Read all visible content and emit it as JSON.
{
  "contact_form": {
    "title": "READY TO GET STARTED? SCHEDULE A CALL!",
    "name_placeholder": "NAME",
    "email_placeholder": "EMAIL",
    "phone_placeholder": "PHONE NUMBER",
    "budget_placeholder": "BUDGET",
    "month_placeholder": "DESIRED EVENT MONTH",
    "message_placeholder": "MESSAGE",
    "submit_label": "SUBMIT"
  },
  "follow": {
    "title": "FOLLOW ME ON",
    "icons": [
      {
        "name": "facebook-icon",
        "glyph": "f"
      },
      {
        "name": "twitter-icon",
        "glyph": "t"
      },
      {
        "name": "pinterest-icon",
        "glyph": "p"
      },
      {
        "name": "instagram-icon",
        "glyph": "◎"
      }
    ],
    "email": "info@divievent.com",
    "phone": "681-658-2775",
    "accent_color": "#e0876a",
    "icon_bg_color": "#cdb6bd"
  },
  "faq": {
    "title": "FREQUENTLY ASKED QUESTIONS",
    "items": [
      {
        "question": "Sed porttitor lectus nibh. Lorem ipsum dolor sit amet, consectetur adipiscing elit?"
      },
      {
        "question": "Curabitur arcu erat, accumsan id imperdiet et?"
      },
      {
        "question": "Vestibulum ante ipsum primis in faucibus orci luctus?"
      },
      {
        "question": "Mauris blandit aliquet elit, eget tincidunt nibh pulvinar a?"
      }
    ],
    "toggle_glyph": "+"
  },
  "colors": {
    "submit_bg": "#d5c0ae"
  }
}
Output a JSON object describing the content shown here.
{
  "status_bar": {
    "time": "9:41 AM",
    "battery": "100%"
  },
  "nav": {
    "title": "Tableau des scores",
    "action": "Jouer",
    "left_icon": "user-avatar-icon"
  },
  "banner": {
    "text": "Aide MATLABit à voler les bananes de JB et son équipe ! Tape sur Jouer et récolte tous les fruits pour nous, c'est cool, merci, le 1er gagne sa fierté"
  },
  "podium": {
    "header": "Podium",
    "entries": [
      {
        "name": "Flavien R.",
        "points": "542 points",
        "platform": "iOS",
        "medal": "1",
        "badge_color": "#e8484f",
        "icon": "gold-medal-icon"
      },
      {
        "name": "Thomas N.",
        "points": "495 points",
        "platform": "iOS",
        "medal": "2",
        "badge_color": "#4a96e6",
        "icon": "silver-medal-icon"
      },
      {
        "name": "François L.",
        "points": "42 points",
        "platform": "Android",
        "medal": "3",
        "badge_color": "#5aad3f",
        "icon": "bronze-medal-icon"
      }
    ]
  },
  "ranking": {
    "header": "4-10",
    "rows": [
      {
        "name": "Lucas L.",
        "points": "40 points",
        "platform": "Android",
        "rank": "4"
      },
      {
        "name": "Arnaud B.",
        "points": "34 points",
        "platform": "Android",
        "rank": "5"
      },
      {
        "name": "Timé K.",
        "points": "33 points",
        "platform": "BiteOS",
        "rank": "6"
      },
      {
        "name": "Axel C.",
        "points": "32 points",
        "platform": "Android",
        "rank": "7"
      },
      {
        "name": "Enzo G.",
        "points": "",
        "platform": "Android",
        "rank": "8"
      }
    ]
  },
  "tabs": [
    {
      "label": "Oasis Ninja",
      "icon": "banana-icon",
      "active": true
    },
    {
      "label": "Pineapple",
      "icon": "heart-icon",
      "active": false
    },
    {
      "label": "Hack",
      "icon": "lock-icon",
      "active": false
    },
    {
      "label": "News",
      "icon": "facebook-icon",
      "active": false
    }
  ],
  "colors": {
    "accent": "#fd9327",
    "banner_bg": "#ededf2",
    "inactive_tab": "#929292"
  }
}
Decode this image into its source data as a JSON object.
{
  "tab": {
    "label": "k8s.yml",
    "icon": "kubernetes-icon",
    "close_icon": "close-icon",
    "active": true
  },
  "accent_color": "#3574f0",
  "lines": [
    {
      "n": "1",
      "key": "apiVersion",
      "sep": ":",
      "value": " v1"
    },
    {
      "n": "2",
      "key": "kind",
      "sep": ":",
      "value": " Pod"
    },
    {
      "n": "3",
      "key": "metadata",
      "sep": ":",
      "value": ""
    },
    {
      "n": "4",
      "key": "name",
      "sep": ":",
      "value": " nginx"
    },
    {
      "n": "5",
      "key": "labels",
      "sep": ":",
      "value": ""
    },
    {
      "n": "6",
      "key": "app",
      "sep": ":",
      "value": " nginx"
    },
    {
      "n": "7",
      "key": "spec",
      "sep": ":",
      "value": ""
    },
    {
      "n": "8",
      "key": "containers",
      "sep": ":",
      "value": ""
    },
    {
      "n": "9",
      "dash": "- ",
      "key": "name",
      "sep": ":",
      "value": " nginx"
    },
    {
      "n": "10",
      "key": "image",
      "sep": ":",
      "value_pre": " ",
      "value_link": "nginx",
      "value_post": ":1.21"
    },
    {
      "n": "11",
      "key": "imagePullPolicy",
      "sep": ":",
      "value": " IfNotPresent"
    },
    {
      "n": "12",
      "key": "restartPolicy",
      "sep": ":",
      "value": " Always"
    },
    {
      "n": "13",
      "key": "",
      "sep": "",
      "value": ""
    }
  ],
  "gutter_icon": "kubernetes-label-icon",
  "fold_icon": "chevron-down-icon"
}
#####
(TASK INSTRUCTIONS):
Print back all the lines verbatim.

(SOLUTION BELOW):
Read all visible content and emit it as JSON.
{
  "contact_form": {
    "title": "READY TO GET STARTED? SCHEDULE A CALL!",
    "name_placeholder": "NAME",
    "email_placeholder": "EMAIL",
    "phone_placeholder": "PHONE NUMBER",
    "budget_placeholder": "BUDGET",
    "month_placeholder": "DESIRED EVENT MONTH",
    "message_placeholder": "MESSAGE",
    "submit_label": "SUBMIT"
  },
  "follow": {
    "title": "FOLLOW ME ON",
    "icons": [
      {
        "name": "facebook-icon",
        "glyph": "f"
      },
      {
        "name": "twitter-icon",
        "glyph": "t"
      },
      {
        "name": "pinterest-icon",
        "glyph": "p"
      },
      {
        "name": "instagram-icon",
        "glyph": "◎"
      }
    ],
    "email": "info@divievent.com",
    "phone": "681-658-2775",
    "accent_color": "#e0876a",
    "icon_bg_color": "#cdb6bd"
  },
  "faq": {
    "title": "FREQUENTLY ASKED QUESTIONS",
    "items": [
      {
        "question": "Sed porttitor lectus nibh. Lorem ipsum dolor sit amet, consectetur adipiscing elit?"
      },
      {
        "question": "Curabitur arcu erat, accumsan id imperdiet et?"
      },
      {
        "question": "Vestibulum ante ipsum primis in faucibus orci luctus?"
      },
      {
        "question": "Mauris blandit aliquet elit, eget tincidunt nibh pulvinar a?"
      }
    ],
    "toggle_glyph": "+"
  },
  "colors": {
    "submit_bg": "#d5c0ae"
  }
}
Output a JSON object describing the content shown here.
{
  "status_bar": {
    "time": "9:41 AM",
    "battery": "100%"
  },
  "nav": {
    "title": "Tableau des scores",
    "action": "Jouer",
    "left_icon": "user-avatar-icon"
  },
  "banner": {
    "text": "Aide MATLABit à voler les bananes de JB et son équipe ! Tape sur Jouer et récolte tous les fruits pour nous, c'est cool, merci, le 1er gagne sa fierté"
  },
  "podium": {
    "header": "Podium",
    "entries": [
      {
        "name": "Flavien R.",
        "points": "542 points",
        "platform": "iOS",
        "medal": "1",
        "badge_color": "#e8484f",
        "icon": "gold-medal-icon"
      },
      {
        "name": "Thomas N.",
        "points": "495 points",
        "platform": "iOS",
        "medal": "2",
        "badge_color": "#4a96e6",
        "icon": "silver-medal-icon"
      },
      {
        "name": "François L.",
        "points": "42 points",
        "platform": "Android",
        "medal": "3",
        "badge_color": "#5aad3f",
        "icon": "bronze-medal-icon"
      }
    ]
  },
  "ranking": {
    "header": "4-10",
    "rows": [
      {
        "name": "Lucas L.",
        "points": "40 points",
        "platform": "Android",
        "rank": "4"
      },
      {
        "name": "Arnaud B.",
        "points": "34 points",
        "platform": "Android",
        "rank": "5"
      },
      {
        "name": "Timé K.",
        "points": "33 points",
        "platform": "BiteOS",
        "rank": "6"
      },
      {
        "name": "Axel C.",
        "points": "32 points",
        "platform": "Android",
        "rank": "7"
      },
      {
        "name": "Enzo G.",
        "points": "",
        "platform": "Android",
        "rank": "8"
      }
    ]
  },
  "tabs": [
    {
      "label": "Oasis Ninja",
      "icon": "banana-icon",
      "active": true
    },
    {
      "label": "Pineapple",
      "icon": "heart-icon",
      "active": false
    },
    {
      "label": "Hack",
      "icon": "lock-icon",
      "active": false
    },
    {
      "label": "News",
      "icon": "facebook-icon",
      "active": false
    }
  ],
  "colors": {
    "accent": "#fd9327",
    "banner_bg": "#ededf2",
    "inactive_tab": "#929292"
  }
}
Decode this image into its source data as a JSON object.
{
  "tab": {
    "label": "k8s.yml",
    "icon": "kubernetes-icon",
    "close_icon": "close-icon",
    "active": true
  },
  "accent_color": "#3574f0",
  "lines": [
    {
      "n": "1",
      "key": "apiVersion",
      "sep": ":",
      "value": " v1"
    },
    {
      "n": "2",
      "key": "kind",
      "sep": ":",
      "value": " Pod"
    },
    {
      "n": "3",
      "key": "metadata",
      "sep": ":",
      "value": ""
    },
    {
      "n": "4",
      "key": "name",
      "sep": ":",
      "value": " nginx"
    },
    {
      "n": "5",
      "key": "labels",
      "sep": ":",
      "value": ""
    },
    {
      "n": "6",
      "key": "app",
      "sep": ":",
      "value": " nginx"
    },
    {
      "n": "7",
      "key": "spec",
      "sep": ":",
      "value": ""
    },
    {
      "n": "8",
      "key": "containers",
      "sep": ":",
      "value": ""
    },
    {
      "n": "9",
      "dash": "- ",
      "key": "name",
      "sep": ":",
      "value": " nginx"
    },
    {
      "n": "10",
      "key": "image",
      "sep": ":",
      "value_pre": " ",
      "value_link": "nginx",
      "value_post": ":1.21"
    },
    {
      "n": "11",
      "key": "imagePullPolicy",
      "sep": ":",
      "value": " IfNotPresent"
    },
    {
      "n": "12",
      "key": "restartPolicy",
      "sep": ":",
      "value": " Always"
    },
    {
      "n": "13",
      "key": "",
      "sep": "",
      "value": ""
    }
  ],
  "gutter_icon": "kubernetes-label-icon",
  "fold_icon": "chevron-down-icon"
}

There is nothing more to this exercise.